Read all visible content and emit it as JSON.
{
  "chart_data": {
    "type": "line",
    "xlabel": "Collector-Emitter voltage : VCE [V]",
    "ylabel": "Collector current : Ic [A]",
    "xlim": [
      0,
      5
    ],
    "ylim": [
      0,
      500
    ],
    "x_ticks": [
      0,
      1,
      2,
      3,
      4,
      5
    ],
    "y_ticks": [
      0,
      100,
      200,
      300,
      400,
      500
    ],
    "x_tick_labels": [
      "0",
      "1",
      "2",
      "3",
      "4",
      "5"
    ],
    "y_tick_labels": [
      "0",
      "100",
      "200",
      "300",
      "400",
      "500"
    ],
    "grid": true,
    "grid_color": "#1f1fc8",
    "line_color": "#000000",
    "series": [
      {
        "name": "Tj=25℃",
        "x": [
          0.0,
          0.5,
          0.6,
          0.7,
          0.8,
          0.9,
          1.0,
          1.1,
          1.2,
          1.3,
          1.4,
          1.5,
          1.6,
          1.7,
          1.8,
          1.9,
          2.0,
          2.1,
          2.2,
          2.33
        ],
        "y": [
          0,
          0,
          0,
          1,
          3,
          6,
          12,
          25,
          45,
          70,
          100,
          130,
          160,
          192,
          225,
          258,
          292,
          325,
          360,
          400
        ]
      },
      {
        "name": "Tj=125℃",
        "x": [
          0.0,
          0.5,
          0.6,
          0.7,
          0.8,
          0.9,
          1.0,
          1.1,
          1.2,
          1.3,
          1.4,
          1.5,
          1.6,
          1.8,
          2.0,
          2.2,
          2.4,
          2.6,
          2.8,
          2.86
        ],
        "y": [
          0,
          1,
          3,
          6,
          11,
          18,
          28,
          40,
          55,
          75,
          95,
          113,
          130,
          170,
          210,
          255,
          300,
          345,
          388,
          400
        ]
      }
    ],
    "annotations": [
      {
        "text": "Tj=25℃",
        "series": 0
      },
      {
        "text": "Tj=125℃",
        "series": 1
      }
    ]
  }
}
_ _ _
Task brief -> Give the entries once more, exactly as they appear.

Answer for the task ->
Read all visible content and emit it as JSON.
{
  "chart_data": {
    "type": "line",
    "xlabel": "Collector-Emitter voltage : VCE [V]",
    "ylabel": "Collector current : Ic [A]",
    "xlim": [
      0,
      5
    ],
    "ylim": [
      0,
      500
    ],
    "x_ticks": [
      0,
      1,
      2,
      3,
      4,
      5
    ],
    "y_ticks": [
      0,
      100,
      200,
      300,
      400,
      500
    ],
    "x_tick_labels": [
      "0",
      "1",
      "2",
      "3",
      "4",
      "5"
    ],
    "y_tick_labels": [
      "0",
      "100",
      "200",
      "300",
      "400",
      "500"
    ],
    "grid": true,
    "grid_color": "#1f1fc8",
    "line_color": "#000000",
    "series": [
      {
        "name": "Tj=25℃",
        "x": [
          0.0,
          0.5,
          0.6,
          0.7,
          0.8,
          0.9,
          1.0,
          1.1,
          1.2,
          1.3,
          1.4,
          1.5,
          1.6,
          1.7,
          1.8,
          1.9,
          2.0,
          2.1,
          2.2,
          2.33
        ],
        "y": [
          0,
          0,
          0,
          1,
          3,
          6,
          12,
          25,
          45,
          70,
          100,
          130,
          160,
          192,
          225,
          258,
          292,
          325,
          360,
          400
        ]
      },
      {
        "name": "Tj=125℃",
        "x": [
          0.0,
          0.5,
          0.6,
          0.7,
          0.8,
          0.9,
          1.0,
          1.1,
          1.2,
          1.3,
          1.4,
          1.5,
          1.6,
          1.8,
          2.0,
          2.2,
          2.4,
          2.6,
          2.8,
          2.86
        ],
        "y": [
          0,
          1,
          3,
          6,
          11,
          18,
          28,
          40,
          55,
          75,
          95,
          113,
          130,
          170,
          210,
          255,
          300,
          345,
          388,
          400
        ]
      }
    ],
    "annotations": [
      {
        "text": "Tj=25℃",
        "series": 0
      },
      {
        "text": "Tj=125℃",
        "series": 1
      }
    ]
  }
}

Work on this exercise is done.